What you are asked to do
Return all lines in the material below that contain "name".

>> Begin Supplied data

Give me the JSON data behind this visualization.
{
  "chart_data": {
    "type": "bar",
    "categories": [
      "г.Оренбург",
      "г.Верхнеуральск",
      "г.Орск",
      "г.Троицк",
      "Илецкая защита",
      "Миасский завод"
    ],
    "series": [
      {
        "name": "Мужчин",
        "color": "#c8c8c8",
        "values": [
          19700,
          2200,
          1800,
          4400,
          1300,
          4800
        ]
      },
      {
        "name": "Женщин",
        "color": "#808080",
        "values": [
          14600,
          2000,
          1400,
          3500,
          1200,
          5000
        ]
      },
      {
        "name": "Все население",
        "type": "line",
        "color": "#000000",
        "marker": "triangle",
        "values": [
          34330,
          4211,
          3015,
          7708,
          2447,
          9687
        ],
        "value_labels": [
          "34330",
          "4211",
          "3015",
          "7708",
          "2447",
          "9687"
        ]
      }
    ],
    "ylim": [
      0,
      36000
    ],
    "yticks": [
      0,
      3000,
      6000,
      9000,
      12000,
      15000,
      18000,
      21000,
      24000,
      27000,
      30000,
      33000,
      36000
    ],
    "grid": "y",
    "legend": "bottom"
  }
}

>> End Supplied data

Result of this task
        "name": "Мужчин",
        "name": "Женщин",
        "name": "Все население",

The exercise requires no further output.